# What to do
a) From the DeepSpeed-VisualChat VQA preparation page, reproduce the stretch from "Training a multimodal" through "base class (VQADataset).".
b) Continue the DeepSpeed-VisualChat VQA preparation page from the point where it stops.

# Source document
- - -
Principle:Microsoft DeepSpeedExamples Multi Dataset VQA Preparation

From Leeroopedia


  1. Principle: Multi_Dataset_VQA_Preparation

Metadata

Field Value
Page Type Principle
Title Multi_Dataset_VQA_Preparation
Sources Paper: LLaVA (https://arxiv.org/abs/2304.08485), Paper: MIMIC-IT (https://arxiv.org/abs/2306.05425)
Domains Multimodal, Data_Processing, Computer_Vision
Repository Microsoft/DeepSpeedExamples
Application DeepSpeed-VisualChat
Status Active

Overview

A data preparation technique that unifies 13+ visual question answering datasets into a common format supporting multi-image, multi-round conversations.

Description

Training a multimodal chat model requires diverse visual data sources to develop broad capabilities across different visual understanding tasks. DeepSpeed-VisualChat supports 13 distinct dataset sources, each with its own format, annotation schema, and image organization. The data preparation pipeline unifies these disparate sources into a common format using a builder pattern with a shared base class (VQADataset).

Supported Dataset Sources

Dataset Name Class Description Multi-Image?
- - -
# Given material
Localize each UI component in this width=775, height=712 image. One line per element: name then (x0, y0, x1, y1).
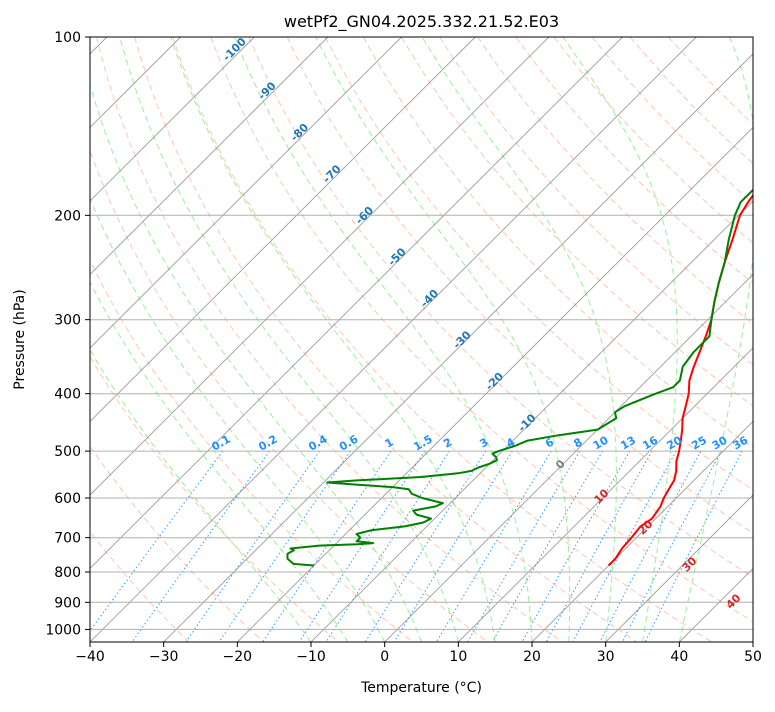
- - -
# Task-by-task outputs
a)
Training a multimodal chat model requires diverse visual data sources to develop broad capabilities across different visual understanding tasks. DeepSpeed-VisualChat supports 13 distinct dataset sources, each with its own format, annotation schema, and image organization. The data preparation pipeline unifies these disparate sources into a common format using a builder pattern with a shared base class (VQADataset).

b)
aokvqa AOKVQADataset Augmented OK-VQA with rationale-based visual QA No
coco_caption COCOCaptionDataset COCO image captioning No
llava LlavaDataset LLaVA instruction-following data No
llava_dial DialDataset LLaVA multi-turn dialogue data No
llava_otter_blend LlavaOtterBlendDataset Blended LLaVA and Otter data No
minigpt4 CcSbuAlignDataset CC-SBU alignment data (MiniGPT-4 style) No
ocr_vqa OCRVQADataset OCR-based visual question answering No
otter_mimicit_cgd OtterMimicitCgdDataset MIMIC-IT CGD split (change, goal, difference) Yes
otter_mimicit_sd OtterMimicitSdDataset MIMIC-IT scene description Yes
otter_mimicit_sn OtterMimicitSnDataset MIMIC-IT scene navigation Yes
otter_mimicit_tvc OtterMimicitTvcDataset MIMIC-IT TV caption Yes
otter_mimicit_vst OtterMimicitVstDataset MIMIC-IT visual storytelling Yes
sparkles_dialogue SparklesDialogueDataset Sparkles multi-image dialogue Yes

Unified Processing Pipeline

Each dataset goes through the same pipeline:

  • Image loading and preprocessing -- Images are loaded from disk, converted to RGB, and processed through the CLIP image processor (resizing, normalization, etc.)
  • Conversation formatting with DST -- Questions and answers are wrapped in the DeepSpeed Template (DST) format using special tokens
  • Multi-image grouping -- Multiple QA pairs can be randomly grouped into a single sample, with numbered image markers (### Image 1:, ### Image 2:, etc.)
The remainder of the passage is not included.